## BEGIN Information provided
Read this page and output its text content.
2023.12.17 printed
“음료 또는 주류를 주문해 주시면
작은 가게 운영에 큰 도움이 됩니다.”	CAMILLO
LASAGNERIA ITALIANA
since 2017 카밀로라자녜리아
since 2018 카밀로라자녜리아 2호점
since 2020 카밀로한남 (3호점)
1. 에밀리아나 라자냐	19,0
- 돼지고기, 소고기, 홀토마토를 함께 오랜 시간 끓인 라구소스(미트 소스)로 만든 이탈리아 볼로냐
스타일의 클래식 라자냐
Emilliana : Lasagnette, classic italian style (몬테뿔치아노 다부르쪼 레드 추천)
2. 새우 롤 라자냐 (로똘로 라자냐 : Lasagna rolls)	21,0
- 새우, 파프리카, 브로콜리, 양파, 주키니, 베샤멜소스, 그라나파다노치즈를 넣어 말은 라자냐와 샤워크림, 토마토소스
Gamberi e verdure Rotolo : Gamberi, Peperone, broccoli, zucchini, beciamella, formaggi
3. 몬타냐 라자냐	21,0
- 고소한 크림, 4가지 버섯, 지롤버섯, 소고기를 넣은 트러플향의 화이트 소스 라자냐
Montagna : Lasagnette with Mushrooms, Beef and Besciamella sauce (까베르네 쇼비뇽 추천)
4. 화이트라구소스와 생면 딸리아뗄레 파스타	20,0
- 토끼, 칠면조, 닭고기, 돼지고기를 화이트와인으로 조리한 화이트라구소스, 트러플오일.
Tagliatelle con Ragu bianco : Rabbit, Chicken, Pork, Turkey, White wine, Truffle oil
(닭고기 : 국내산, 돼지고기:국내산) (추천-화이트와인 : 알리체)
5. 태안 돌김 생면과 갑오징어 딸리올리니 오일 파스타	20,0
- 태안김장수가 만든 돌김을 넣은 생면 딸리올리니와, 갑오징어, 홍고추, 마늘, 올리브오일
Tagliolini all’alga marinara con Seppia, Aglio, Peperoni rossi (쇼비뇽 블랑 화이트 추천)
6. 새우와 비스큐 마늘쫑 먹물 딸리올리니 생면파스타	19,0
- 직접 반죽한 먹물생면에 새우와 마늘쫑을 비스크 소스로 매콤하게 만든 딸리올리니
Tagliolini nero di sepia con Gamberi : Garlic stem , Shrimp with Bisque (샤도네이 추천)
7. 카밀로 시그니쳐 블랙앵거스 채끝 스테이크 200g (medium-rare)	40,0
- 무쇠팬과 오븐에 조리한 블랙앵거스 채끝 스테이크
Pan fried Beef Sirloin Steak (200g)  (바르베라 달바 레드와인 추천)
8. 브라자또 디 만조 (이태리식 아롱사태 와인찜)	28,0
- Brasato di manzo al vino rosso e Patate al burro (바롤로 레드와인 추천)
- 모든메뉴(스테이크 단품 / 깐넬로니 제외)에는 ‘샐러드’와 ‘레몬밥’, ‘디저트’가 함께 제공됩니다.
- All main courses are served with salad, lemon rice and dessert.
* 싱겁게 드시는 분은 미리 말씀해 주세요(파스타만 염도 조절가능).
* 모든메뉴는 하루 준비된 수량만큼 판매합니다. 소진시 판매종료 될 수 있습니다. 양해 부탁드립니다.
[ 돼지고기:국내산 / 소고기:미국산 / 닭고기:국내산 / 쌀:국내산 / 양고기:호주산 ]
## END Information provided
Return all the data above once more, precisely as given.

Read this page and output its text content.
2023.12.17 printed
“음료 또는 주류를 주문해 주시면
작은 가게 운영에 큰 도움이 됩니다.”	CAMILLO
LASAGNERIA ITALIANA
since 2017 카밀로라자녜리아
since 2018 카밀로라자녜리아 2호점
since 2020 카밀로한남 (3호점)
1. 에밀리아나 라자냐	19,0
- 돼지고기, 소고기, 홀토마토를 함께 오랜 시간 끓인 라구소스(미트 소스)로 만든 이탈리아 볼로냐
스타일의 클래식 라자냐
Emilliana : Lasagnette, classic italian style (몬테뿔치아노 다부르쪼 레드 추천)
2. 새우 롤 라자냐 (로똘로 라자냐 : Lasagna rolls)	21,0
- 새우, 파프리카, 브로콜리, 양파, 주키니, 베샤멜소스, 그라나파다노치즈를 넣어 말은 라자냐와 샤워크림, 토마토소스
Gamberi e verdure Rotolo : Gamberi, Peperone, broccoli, zucchini, beciamella, formaggi
3. 몬타냐 라자냐	21,0
- 고소한 크림, 4가지 버섯, 지롤버섯, 소고기를 넣은 트러플향의 화이트 소스 라자냐
Montagna : Lasagnette with Mushrooms, Beef and Besciamella sauce (까베르네 쇼비뇽 추천)
4. 화이트라구소스와 생면 딸리아뗄레 파스타	20,0
- 토끼, 칠면조, 닭고기, 돼지고기를 화이트와인으로 조리한 화이트라구소스, 트러플오일.
Tagliatelle con Ragu bianco : Rabbit, Chicken, Pork, Turkey, White wine, Truffle oil
(닭고기 : 국내산, 돼지고기:국내산) (추천-화이트와인 : 알리체)
5. 태안 돌김 생면과 갑오징어 딸리올리니 오일 파스타	20,0
- 태안김장수가 만든 돌김을 넣은 생면 딸리올리니와, 갑오징어, 홍고추, 마늘, 올리브오일
Tagliolini all’alga marinara con Seppia, Aglio, Peperoni rossi (쇼비뇽 블랑 화이트 추천)
6. 새우와 비스큐 마늘쫑 먹물 딸리올리니 생면파스타	19,0
- 직접 반죽한 먹물생면에 새우와 마늘쫑을 비스크 소스로 매콤하게 만든 딸리올리니
Tagliolini nero di sepia con Gamberi : Garlic stem , Shrimp with Bisque (샤도네이 추천)
7. 카밀로 시그니쳐 블랙앵거스 채끝 스테이크 200g (medium-rare)	40,0
- 무쇠팬과 오븐에 조리한 블랙앵거스 채끝 스테이크
Pan fried Beef Sirloin Steak (200g)  (바르베라 달바 레드와인 추천)
8. 브라자또 디 만조 (이태리식 아롱사태 와인찜)	28,0
- Brasato di manzo al vino rosso e Patate al burro (바롤로 레드와인 추천)
- 모든메뉴(스테이크 단품 / 깐넬로니 제외)에는 ‘샐러드’와 ‘레몬밥’, ‘디저트’가 함께 제공됩니다.
- All main courses are served with salad, lemon rice and dessert.
* 싱겁게 드시는 분은 미리 말씀해 주세요(파스타만 염도 조절가능).
* 모든메뉴는 하루 준비된 수량만큼 판매합니다. 소진시 판매종료 될 수 있습니다. 양해 부탁드립니다.
[ 돼지고기:국내산 / 소고기:미국산 / 닭고기:국내산 / 쌀:국내산 / 양고기:호주산 ]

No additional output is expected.